= Task brief =
Lift out all lines below that contain "hier".

--- start ---

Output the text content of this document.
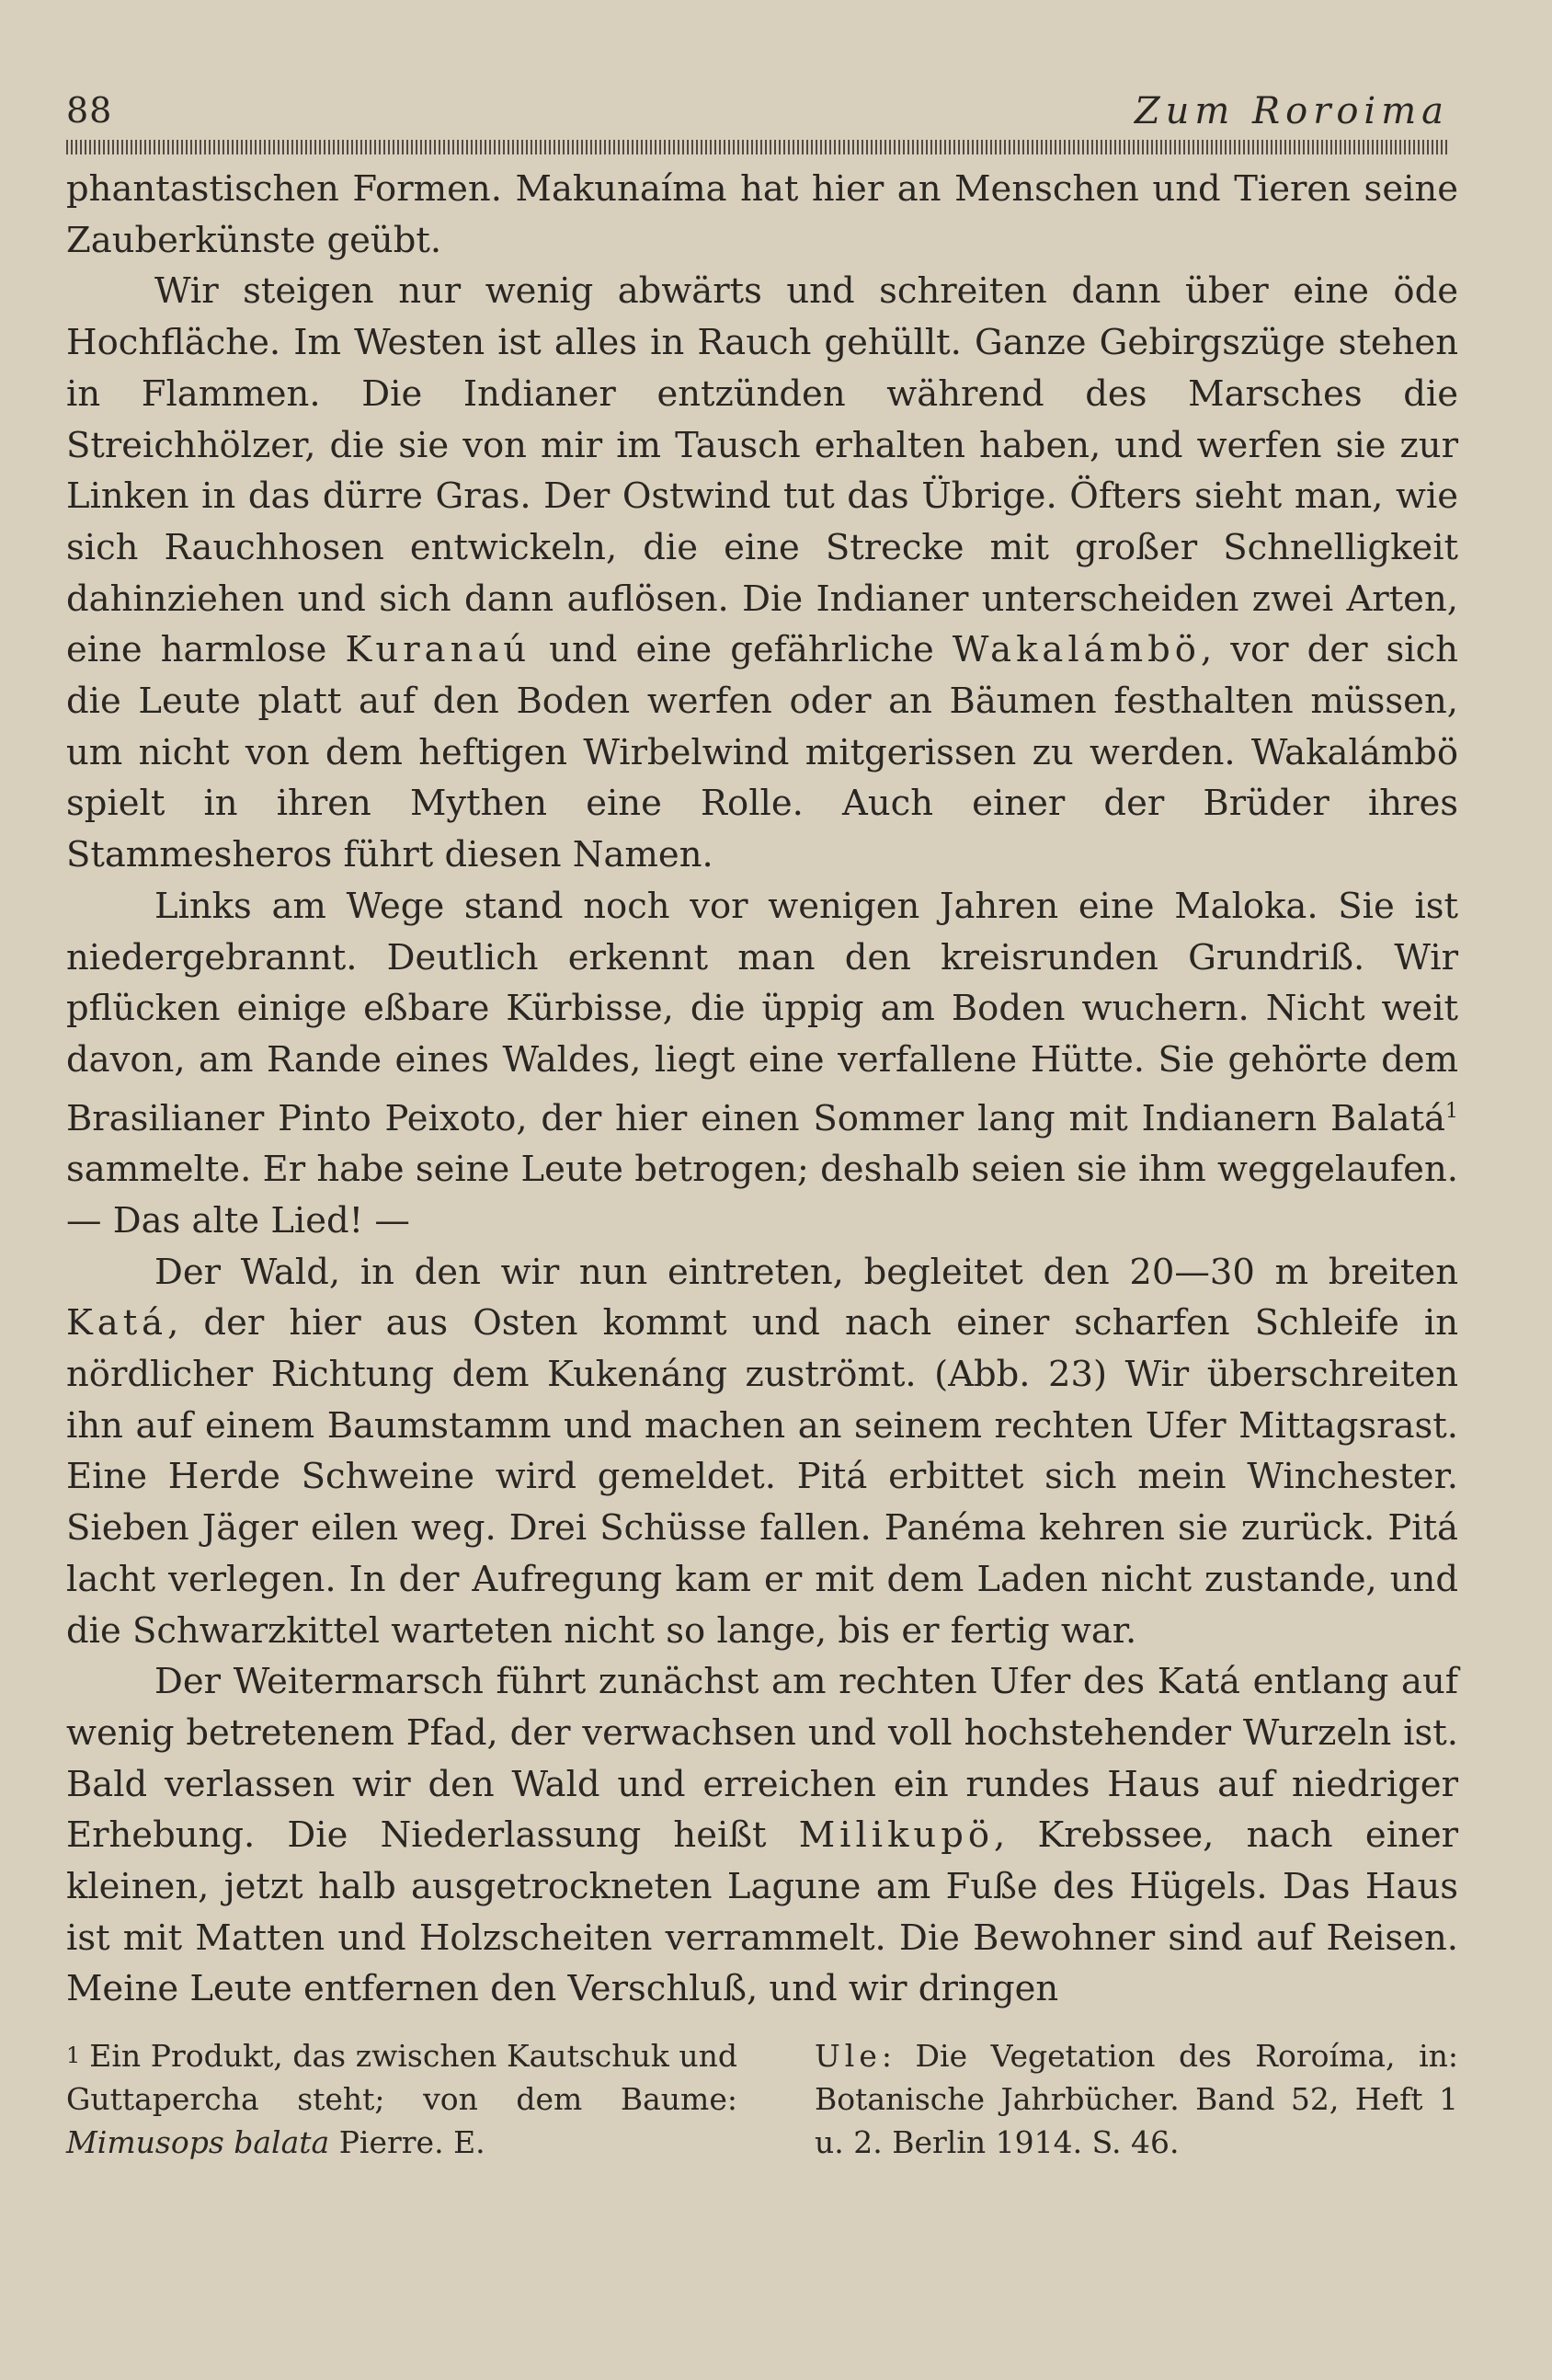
88	Zum Roroima

phantastischen Formen. Makunaíma hat hier an Menschen und Tieren seine Zauberkünste geübt.

Wir steigen nur wenig abwärts und schreiten dann über eine öde Hochfläche. Im Westen ist alles in Rauch gehüllt. Ganze Gebirgszüge stehen in Flammen. Die Indianer entzünden während des Marsches die Streichhölzer, die sie von mir im Tausch erhalten haben, und werfen sie zur Linken in das dürre Gras. Der Ostwind tut das Übrige. Öfters sieht man, wie sich Rauchhosen entwickeln, die eine Strecke mit großer Schnelligkeit dahinziehen und sich dann auflösen. Die Indianer unterscheiden zwei Arten, eine harmlose Kuranaú und eine gefährliche Wakalámbö, vor der sich die Leute platt auf den Boden werfen oder an Bäumen festhalten müssen, um nicht von dem heftigen Wirbelwind mitgerissen zu werden. Wakalámbö spielt in ihren Mythen eine Rolle. Auch einer der Brüder ihres Stammesheros führt diesen Namen.

Links am Wege stand noch vor wenigen Jahren eine Maloka. Sie ist niedergebrannt. Deutlich erkennt man den kreisrunden Grundriß. Wir pflücken einige eßbare Kürbisse, die üppig am Boden wuchern. Nicht weit davon, am Rande eines Waldes, liegt eine verfallene Hütte. Sie gehörte dem Brasilianer Pinto Peixoto, der hier einen Sommer lang mit Indianern Balatá$^1$ sammelte. Er habe seine Leute betrogen; deshalb seien sie ihm weggelaufen. — Das alte Lied! —

Der Wald, in den wir nun eintreten, begleitet den 20—30 m breiten Katá, der hier aus Osten kommt und nach einer scharfen Schleife in nördlicher Richtung dem Kukenáng zuströmt. (Abb. 23) Wir überschreiten ihn auf einem Baumstamm und machen an seinem rechten Ufer Mittagsrast. Eine Herde Schweine wird gemeldet. Pitá erbittet sich mein Winchester. Sieben Jäger eilen weg. Drei Schüsse fallen. Panéma kehren sie zurück. Pitá lacht verlegen. In der Aufregung kam er mit dem Laden nicht zustande, und die Schwarzkittel warteten nicht so lange, bis er fertig war.

Der Weitermarsch führt zunächst am rechten Ufer des Katá entlang auf wenig betretenem Pfad, der verwachsen und voll hochstehender Wurzeln ist. Bald verlassen wir den Wald und erreichen ein rundes Haus auf niedriger Erhebung. Die Niederlassung heißt Milikupö, Krebssee, nach einer kleinen, jetzt halb ausgetrockneten Lagune am Fuße des Hügels. Das Haus ist mit Matten und Holzscheiten verrammelt. Die Bewohner sind auf Reisen. Meine Leute entfernen den Verschluß, und wir dringen

$^1$ Ein Produkt, das zwischen Kautschuk und Guttapercha steht; von dem Baume: Mimusops balata Pierre. E.
Ule: Die Vegetation des Roroíma, in: Botanische Jahrbücher. Band 52, Heft 1 u. 2. Berlin 1914. S. 46.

--- end ---

= Solution below =
phantastischen Formen. Makunaíma hat hier an Menschen und Tieren seine Zauberkünste geübt.
Links am Wege stand noch vor wenigen Jahren eine Maloka. Sie ist niedergebrannt. Deutlich erkennt man den kreisrunden Grundriß. Wir pflücken einige eßbare Kürbisse, die üppig am Boden wuchern. Nicht weit davon, am Rande eines Waldes, liegt eine verfallene Hütte. Sie gehörte dem Brasilianer Pinto Peixoto, der hier einen Sommer lang mit Indianern Balatá$^1$ sammelte. Er habe seine Leute betrogen; deshalb seien sie ihm weggelaufen. — Das alte Lied! —
Der Wald, in den wir nun eintreten, begleitet den 20—30 m breiten Katá, der hier aus Osten kommt und nach einer scharfen Schleife in nördlicher Richtung dem Kukenáng zuströmt. (Abb. 23) Wir überschreiten ihn auf einem Baumstamm und machen an seinem rechten Ufer Mittagsrast. Eine Herde Schweine wird gemeldet. Pitá erbittet sich mein Winchester. Sieben Jäger eilen weg. Drei Schüsse fallen. Panéma kehren sie zurück. Pitá lacht verlegen. In der Aufregung kam er mit dem Laden nicht zustande, und die Schwarzkittel warteten nicht so lange, bis er fertig war.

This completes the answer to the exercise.